BEGIN SUPPLIED RECORDS

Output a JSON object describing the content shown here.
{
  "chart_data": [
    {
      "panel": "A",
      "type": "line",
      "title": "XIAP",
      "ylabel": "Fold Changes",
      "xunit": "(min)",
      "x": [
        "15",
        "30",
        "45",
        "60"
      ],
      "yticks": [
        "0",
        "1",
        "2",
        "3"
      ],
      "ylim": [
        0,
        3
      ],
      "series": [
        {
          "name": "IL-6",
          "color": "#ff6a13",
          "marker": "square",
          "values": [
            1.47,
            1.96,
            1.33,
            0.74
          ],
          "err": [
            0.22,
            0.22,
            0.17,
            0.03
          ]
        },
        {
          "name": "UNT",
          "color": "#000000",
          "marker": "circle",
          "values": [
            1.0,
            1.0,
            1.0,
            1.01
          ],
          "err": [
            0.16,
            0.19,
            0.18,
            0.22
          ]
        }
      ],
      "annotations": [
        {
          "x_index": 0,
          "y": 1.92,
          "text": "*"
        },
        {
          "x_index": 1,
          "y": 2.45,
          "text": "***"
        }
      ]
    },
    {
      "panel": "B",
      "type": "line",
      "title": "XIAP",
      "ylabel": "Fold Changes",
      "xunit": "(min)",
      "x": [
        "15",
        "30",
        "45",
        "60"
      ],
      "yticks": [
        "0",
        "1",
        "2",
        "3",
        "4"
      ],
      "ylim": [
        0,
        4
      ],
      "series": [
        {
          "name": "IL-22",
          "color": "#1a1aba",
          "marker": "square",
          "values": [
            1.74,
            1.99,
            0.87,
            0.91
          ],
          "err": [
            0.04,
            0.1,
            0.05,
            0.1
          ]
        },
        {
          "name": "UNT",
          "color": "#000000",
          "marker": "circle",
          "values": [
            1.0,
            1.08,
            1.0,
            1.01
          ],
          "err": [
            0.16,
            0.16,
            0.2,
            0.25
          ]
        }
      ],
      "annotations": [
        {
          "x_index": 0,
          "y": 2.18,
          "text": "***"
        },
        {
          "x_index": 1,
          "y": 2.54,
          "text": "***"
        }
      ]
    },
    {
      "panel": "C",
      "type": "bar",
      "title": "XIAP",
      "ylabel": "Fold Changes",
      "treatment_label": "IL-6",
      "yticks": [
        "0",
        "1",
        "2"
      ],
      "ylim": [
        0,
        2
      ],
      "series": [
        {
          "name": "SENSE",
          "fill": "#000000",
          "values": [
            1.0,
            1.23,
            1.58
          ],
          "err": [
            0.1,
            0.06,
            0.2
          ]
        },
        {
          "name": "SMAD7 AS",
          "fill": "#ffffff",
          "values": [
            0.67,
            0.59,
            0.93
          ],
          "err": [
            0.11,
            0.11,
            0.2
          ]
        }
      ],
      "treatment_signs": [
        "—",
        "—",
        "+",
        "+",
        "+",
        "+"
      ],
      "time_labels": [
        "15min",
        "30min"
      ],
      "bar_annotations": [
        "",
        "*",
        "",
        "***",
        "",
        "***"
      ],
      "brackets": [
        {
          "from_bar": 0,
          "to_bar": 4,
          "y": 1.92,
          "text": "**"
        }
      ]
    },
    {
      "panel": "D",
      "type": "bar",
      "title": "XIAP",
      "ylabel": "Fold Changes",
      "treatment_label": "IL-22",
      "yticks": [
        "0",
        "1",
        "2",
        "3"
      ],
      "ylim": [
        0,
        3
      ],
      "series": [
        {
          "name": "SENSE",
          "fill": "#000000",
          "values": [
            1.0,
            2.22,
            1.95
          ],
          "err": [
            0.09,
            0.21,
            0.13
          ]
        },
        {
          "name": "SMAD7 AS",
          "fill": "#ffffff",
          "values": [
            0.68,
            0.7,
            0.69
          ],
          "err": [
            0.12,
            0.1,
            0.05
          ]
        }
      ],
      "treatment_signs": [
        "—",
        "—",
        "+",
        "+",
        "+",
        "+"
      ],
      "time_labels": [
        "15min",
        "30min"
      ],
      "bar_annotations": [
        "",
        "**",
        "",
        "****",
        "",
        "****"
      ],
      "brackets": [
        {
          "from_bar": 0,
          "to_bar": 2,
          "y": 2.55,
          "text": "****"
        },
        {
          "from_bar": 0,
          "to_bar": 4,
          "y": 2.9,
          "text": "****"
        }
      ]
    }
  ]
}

END SUPPLIED RECORDS

### PROBLEM TO WORK ON:
Only a number is wanted: how many lines above include "color"?

### ANSWER FOR THIS EXERCISE:
4